◆ **WHAT IS BEING ASKED**
Only the pictures are left out: repeat the rest of the entries exactly.

◆ **RAW RECORDS**
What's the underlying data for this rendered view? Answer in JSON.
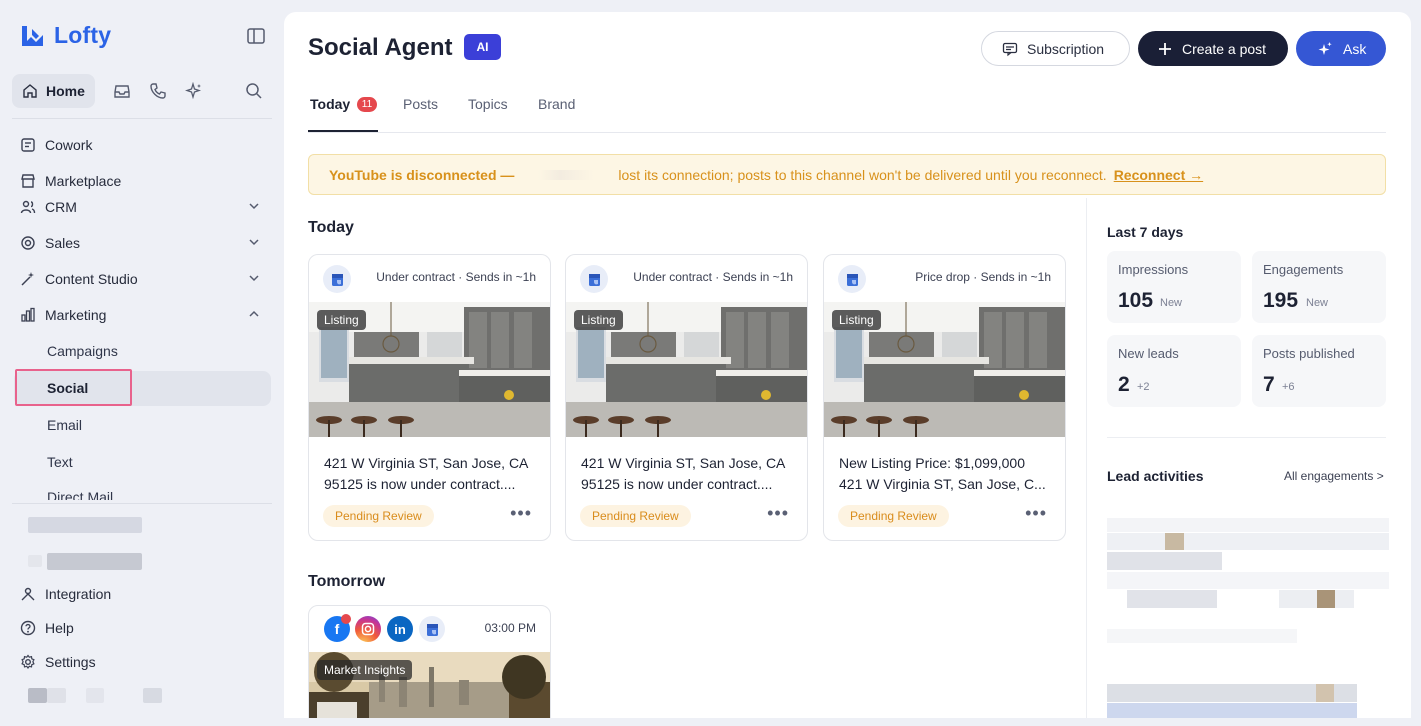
{
  "app": {
    "name": "Lofty"
  },
  "sidebar": {
    "home_label": "Home",
    "items": [
      {
        "label": "Cowork"
      },
      {
        "label": "Marketplace"
      },
      {
        "label": "CRM"
      },
      {
        "label": "Sales"
      },
      {
        "label": "Content Studio"
      },
      {
        "label": "Marketing"
      }
    ],
    "marketing_sub": [
      "Campaigns",
      "Social",
      "Email",
      "Text",
      "Direct Mail"
    ],
    "bottom": [
      "Integration",
      "Help",
      "Settings"
    ]
  },
  "header": {
    "title": "Social Agent",
    "ai_badge": "AI",
    "subscription_label": "Subscription",
    "create_label": "Create a post",
    "ask_label": "Ask"
  },
  "tabs": [
    {
      "label": "Today",
      "count": "11"
    },
    {
      "label": "Posts"
    },
    {
      "label": "Topics"
    },
    {
      "label": "Brand"
    }
  ],
  "alert": {
    "title": "YouTube is disconnected —",
    "message": "lost its connection; posts to this channel won't be delivered until you reconnect.",
    "link": "Reconnect →"
  },
  "sections": {
    "today": "Today",
    "tomorrow": "Tomorrow"
  },
  "cards": [
    {
      "status": "Under contract · Sends in ~1h",
      "tag": "Listing",
      "line1": "421 W Virginia ST, San Jose, CA",
      "line2": "95125 is now under contract....",
      "badge": "Pending Review"
    },
    {
      "status": "Under contract · Sends in ~1h",
      "tag": "Listing",
      "line1": "421 W Virginia ST, San Jose, CA",
      "line2": "95125 is now under contract....",
      "badge": "Pending Review"
    },
    {
      "status": "Price drop · Sends in ~1h",
      "tag": "Listing",
      "line1": "New Listing Price: $1,099,000",
      "line2": "421 W Virginia ST, San Jose, C...",
      "badge": "Pending Review"
    }
  ],
  "tomorrow_card": {
    "time": "03:00 PM",
    "tag": "Market Insights",
    "icons": [
      "facebook-icon",
      "instagram-icon",
      "linkedin-icon",
      "google-business-icon"
    ]
  },
  "stats": {
    "title": "Last 7 days",
    "items": [
      {
        "label": "Impressions",
        "value": "105",
        "delta": "New"
      },
      {
        "label": "Engagements",
        "value": "195",
        "delta": "New"
      },
      {
        "label": "New leads",
        "value": "2",
        "delta": "+2"
      },
      {
        "label": "Posts published",
        "value": "7",
        "delta": "+6"
      }
    ]
  },
  "leads": {
    "title": "Lead activities",
    "link": "All engagements >"
  },
  "colors": {
    "brand": "#2b63e6",
    "ai_badge": "#3b3fd8",
    "ask_button": "#3557d4",
    "create_button": "#1a1f36",
    "highlight_box": "#e8628c",
    "alert_text": "#d8911b"
  }
}
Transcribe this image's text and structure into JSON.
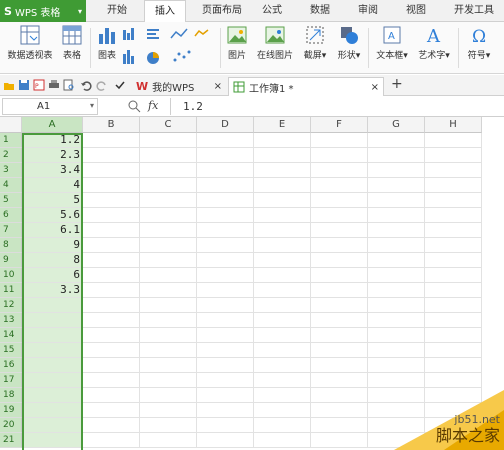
{
  "app": {
    "name": "WPS 表格"
  },
  "menu": {
    "tabs": [
      "开始",
      "插入",
      "页面布局",
      "公式",
      "数据",
      "审阅",
      "视图",
      "开发工具"
    ],
    "active": "插入"
  },
  "ribbon": {
    "pivot": "数据透视表",
    "table": "表格",
    "chart": "图表",
    "picture": "图片",
    "online_picture": "在线图片",
    "screenshot": "截屏",
    "shapes": "形状",
    "textbox": "文本框",
    "wordart": "艺术字",
    "symbol": "符号",
    "screenshot_arrow": "▾",
    "shapes_arrow": "▾",
    "textbox_arrow": "▾",
    "wordart_arrow": "▾",
    "symbol_arrow": "▾"
  },
  "tabs": {
    "wps": "我的WPS",
    "doc": "工作簿1 *",
    "close1": "×",
    "close2": "×",
    "add": "+"
  },
  "formula_bar": {
    "cell_ref": "A1",
    "fx": "fx",
    "value": "1.2"
  },
  "grid": {
    "columns": [
      "A",
      "B",
      "C",
      "D",
      "E",
      "F",
      "G",
      "H"
    ],
    "rows": [
      "1",
      "2",
      "3",
      "4",
      "5",
      "6",
      "7",
      "8",
      "9",
      "10",
      "11",
      "12",
      "13",
      "14",
      "15",
      "16",
      "17",
      "18",
      "19",
      "20",
      "21"
    ],
    "a_values": [
      "1.2",
      "2.3",
      "3.4",
      "4",
      "5",
      "5.6",
      "6.1",
      "9",
      "8",
      "6",
      "3.3"
    ]
  },
  "watermark": {
    "line1": "jb51.net",
    "line2": "脚本之家"
  },
  "colors": {
    "accent": "#3f9b34",
    "selection": "#dcefd7"
  }
}
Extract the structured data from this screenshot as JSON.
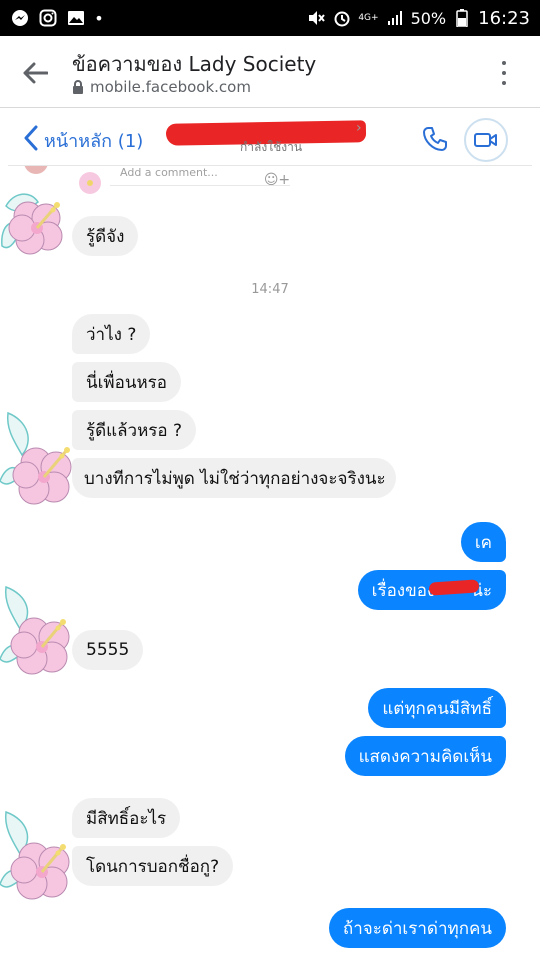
{
  "status_bar": {
    "battery": "50%",
    "time": "16:23",
    "network": "4G+"
  },
  "browser": {
    "title": "ข้อความของ Lady Society",
    "url": "mobile.facebook.com"
  },
  "messenger_header": {
    "back_label": "หน้าหลัก (1)",
    "status": "กำลังใช้งาน"
  },
  "comment_box": {
    "placeholder": "Add a comment..."
  },
  "messages": [
    {
      "id": "m1",
      "side": "in",
      "text": "รู้ดีจัง"
    },
    {
      "id": "ts1",
      "side": "time",
      "text": "14:47"
    },
    {
      "id": "m2",
      "side": "in",
      "text": "ว่าไง ?"
    },
    {
      "id": "m3",
      "side": "in",
      "text": "นี่เพื่อนหรอ"
    },
    {
      "id": "m4",
      "side": "in",
      "text": "รู้ดีแล้วหรอ ?"
    },
    {
      "id": "m5",
      "side": "in",
      "text": "บางทีการไม่พูด ไม่ใช่ว่าทุกอย่างจะจริงนะ"
    },
    {
      "id": "m6",
      "side": "out",
      "text": "เค"
    },
    {
      "id": "m7",
      "side": "out",
      "text_before": "เรื่องของ",
      "text_after": "น่ะ"
    },
    {
      "id": "m8",
      "side": "in",
      "text": "5555"
    },
    {
      "id": "m9",
      "side": "out",
      "text": "แต่ทุกคนมีสิทธิ์"
    },
    {
      "id": "m10",
      "side": "out",
      "text": "แสดงความคิดเห็น"
    },
    {
      "id": "m11",
      "side": "in",
      "text": "มีสิทธิ์อะไร"
    },
    {
      "id": "m12",
      "side": "in",
      "text": "โดนการบอกชื่อกู?"
    },
    {
      "id": "m13",
      "side": "out",
      "text": "ถ้าจะด่าเราด่าทุกคน"
    }
  ],
  "colors": {
    "outgoing_bubble": "#0a84ff",
    "incoming_bubble": "#f1f0f0",
    "accent": "#2a6fd6",
    "redaction": "#e92625"
  }
}
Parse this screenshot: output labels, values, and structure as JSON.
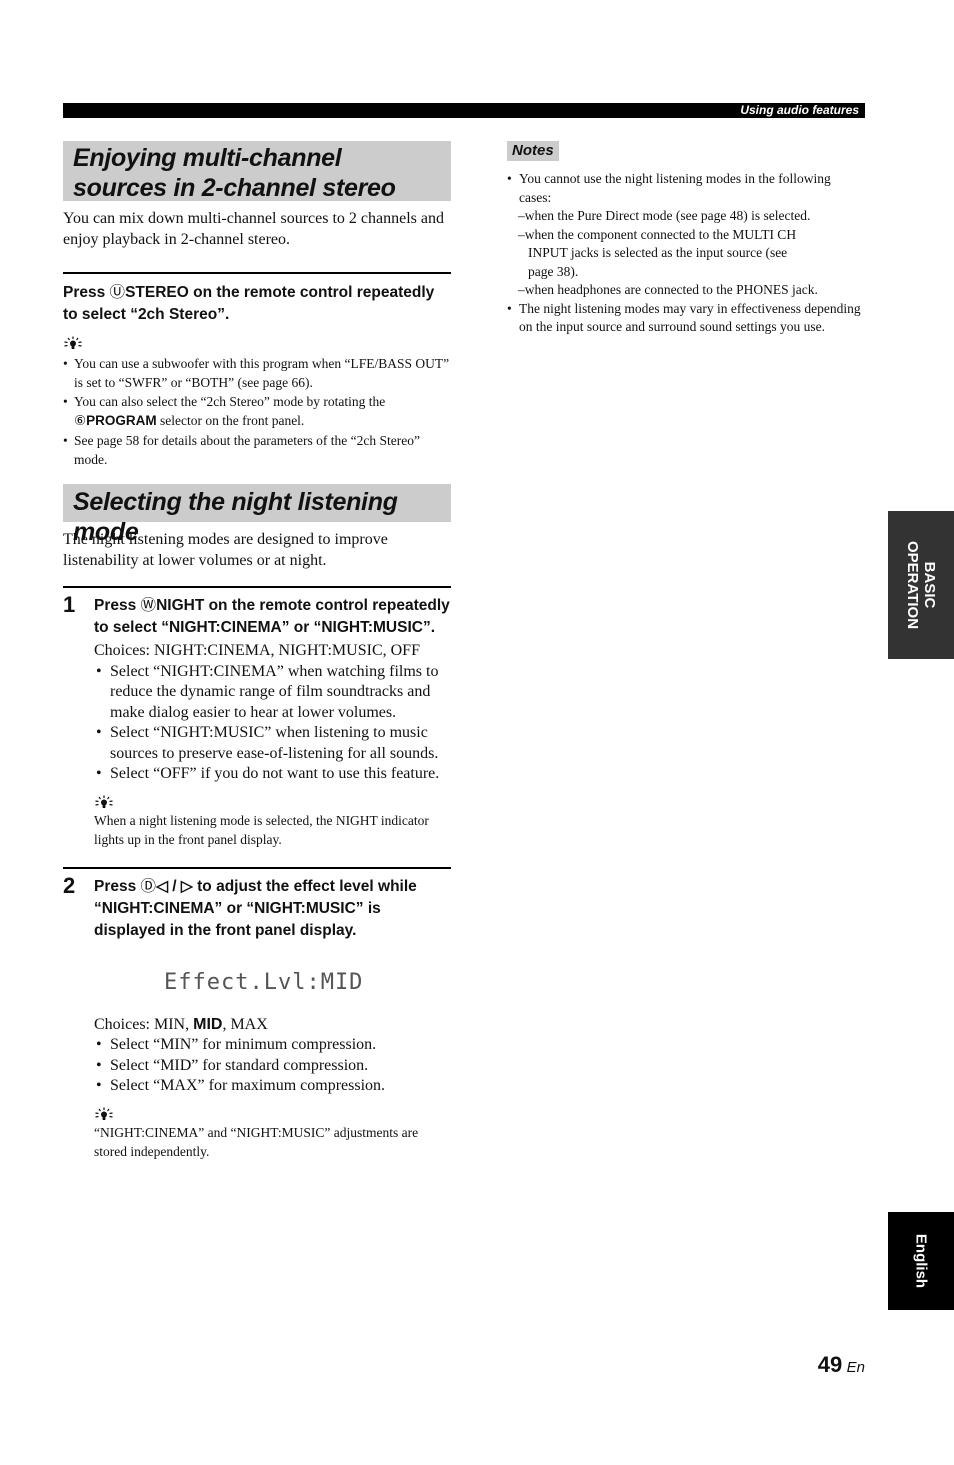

◆ **SOLUTION**
What's the underlying data for this rendered view? Answer in JSON.
{
  "app": {
    "name": "Lofty"
  },
  "sidebar": {
    "home_label": "Home",
    "items": [
      {
        "label": "Cowork"
      },
      {
        "label": "Marketplace"
      },
      {
        "label": "CRM"
      },
      {
        "label": "Sales"
      },
      {
        "label": "Content Studio"
      },
      {
        "label": "Marketing"
      }
    ],
    "marketing_sub": [
      "Campaigns",
      "Social",
      "Email",
      "Text",
      "Direct Mail"
    ],
    "bottom": [
      "Integration",
      "Help",
      "Settings"
    ]
  },
  "header": {
    "title": "Social Agent",
    "ai_badge": "AI",
    "subscription_label": "Subscription",
    "create_label": "Create a post",
    "ask_label": "Ask"
  },
  "tabs": [
    {
      "label": "Today",
      "count": "11"
    },
    {
      "label": "Posts"
    },
    {
      "label": "Topics"
    },
    {
      "label": "Brand"
    }
  ],
  "alert": {
    "title": "YouTube is disconnected —",
    "message": "lost its connection; posts to this channel won't be delivered until you reconnect.",
    "link": "Reconnect →"
  },
  "sections": {
    "today": "Today",
    "tomorrow": "Tomorrow"
  },
  "cards": [
    {
      "status": "Under contract · Sends in ~1h",
      "tag": "Listing",
      "line1": "421 W Virginia ST, San Jose, CA",
      "line2": "95125 is now under contract....",
      "badge": "Pending Review"
    },
    {
      "status": "Under contract · Sends in ~1h",
      "tag": "Listing",
      "line1": "421 W Virginia ST, San Jose, CA",
      "line2": "95125 is now under contract....",
      "badge": "Pending Review"
    },
    {
      "status": "Price drop · Sends in ~1h",
      "tag": "Listing",
      "line1": "New Listing Price: $1,099,000",
      "line2": "421 W Virginia ST, San Jose, C...",
      "badge": "Pending Review"
    }
  ],
  "tomorrow_card": {
    "time": "03:00 PM",
    "tag": "Market Insights",
    "icons": [
      "facebook-icon",
      "instagram-icon",
      "linkedin-icon",
      "google-business-icon"
    ]
  },
  "stats": {
    "title": "Last 7 days",
    "items": [
      {
        "label": "Impressions",
        "value": "105",
        "delta": "New"
      },
      {
        "label": "Engagements",
        "value": "195",
        "delta": "New"
      },
      {
        "label": "New leads",
        "value": "2",
        "delta": "+2"
      },
      {
        "label": "Posts published",
        "value": "7",
        "delta": "+6"
      }
    ]
  },
  "leads": {
    "title": "Lead activities",
    "link": "All engagements >"
  },
  "colors": {
    "brand": "#2b63e6",
    "ai_badge": "#3b3fd8",
    "ask_button": "#3557d4",
    "create_button": "#1a1f36",
    "highlight_box": "#e8628c",
    "alert_text": "#d8911b"
  }
}
Transcribe this image's text and structure into JSON.
{
  "app": {
    "name": "WPS 表格"
  },
  "menu": {
    "tabs": [
      "开始",
      "插入",
      "页面布局",
      "公式",
      "数据",
      "审阅",
      "视图",
      "开发工具"
    ],
    "active": "插入"
  },
  "ribbon": {
    "pivot": "数据透视表",
    "table": "表格",
    "chart": "图表",
    "picture": "图片",
    "online_picture": "在线图片",
    "screenshot": "截屏",
    "shapes": "形状",
    "textbox": "文本框",
    "wordart": "艺术字",
    "symbol": "符号",
    "screenshot_arrow": "▾",
    "shapes_arrow": "▾",
    "textbox_arrow": "▾",
    "wordart_arrow": "▾",
    "symbol_arrow": "▾"
  },
  "tabs": {
    "wps": "我的WPS",
    "doc": "工作簿1 *",
    "close1": "×",
    "close2": "×",
    "add": "+"
  },
  "formula_bar": {
    "cell_ref": "A1",
    "fx": "fx",
    "value": "1.2"
  },
  "grid": {
    "columns": [
      "A",
      "B",
      "C",
      "D",
      "E",
      "F",
      "G",
      "H"
    ],
    "rows": [
      "1",
      "2",
      "3",
      "4",
      "5",
      "6",
      "7",
      "8",
      "9",
      "10",
      "11",
      "12",
      "13",
      "14",
      "15",
      "16",
      "17",
      "18",
      "19",
      "20",
      "21"
    ],
    "a_values": [
      "1.2",
      "2.3",
      "3.4",
      "4",
      "5",
      "5.6",
      "6.1",
      "9",
      "8",
      "6",
      "3.3"
    ]
  },
  "watermark": {
    "line1": "jb51.net",
    "line2": "脚本之家"
  },
  "colors": {
    "accent": "#3f9b34",
    "selection": "#dcefd7"
  }
}
Extract the structured data from this screenshot as JSON.
{
  "status_bar": {
    "battery": "50%",
    "time": "16:23",
    "network": "4G+"
  },
  "browser": {
    "title": "ข้อความของ Lady Society",
    "url": "mobile.facebook.com"
  },
  "messenger_header": {
    "back_label": "หน้าหลัก (1)",
    "status": "กำลังใช้งาน"
  },
  "comment_box": {
    "placeholder": "Add a comment..."
  },
  "messages": [
    {
      "id": "m1",
      "side": "in",
      "text": "รู้ดีจัง"
    },
    {
      "id": "ts1",
      "side": "time",
      "text": "14:47"
    },
    {
      "id": "m2",
      "side": "in",
      "text": "ว่าไง ?"
    },
    {
      "id": "m3",
      "side": "in",
      "text": "นี่เพื่อนหรอ"
    },
    {
      "id": "m4",
      "side": "in",
      "text": "รู้ดีแล้วหรอ ?"
    },
    {
      "id": "m5",
      "side": "in",
      "text": "บางทีการไม่พูด ไม่ใช่ว่าทุกอย่างจะจริงนะ"
    },
    {
      "id": "m6",
      "side": "out",
      "text": "เค"
    },
    {
      "id": "m7",
      "side": "out",
      "text_before": "เรื่องของ",
      "text_after": "น่ะ"
    },
    {
      "id": "m8",
      "side": "in",
      "text": "5555"
    },
    {
      "id": "m9",
      "side": "out",
      "text": "แต่ทุกคนมีสิทธิ์"
    },
    {
      "id": "m10",
      "side": "out",
      "text": "แสดงความคิดเห็น"
    },
    {
      "id": "m11",
      "side": "in",
      "text": "มีสิทธิ์อะไร"
    },
    {
      "id": "m12",
      "side": "in",
      "text": "โดนการบอกชื่อกู?"
    },
    {
      "id": "m13",
      "side": "out",
      "text": "ถ้าจะด่าเราด่าทุกคน"
    }
  ],
  "colors": {
    "outgoing_bubble": "#0a84ff",
    "incoming_bubble": "#f1f0f0",
    "accent": "#2a6fd6",
    "redaction": "#e92625"
  }
}
Parse this screenshot: output labels, values, and structure as JSON.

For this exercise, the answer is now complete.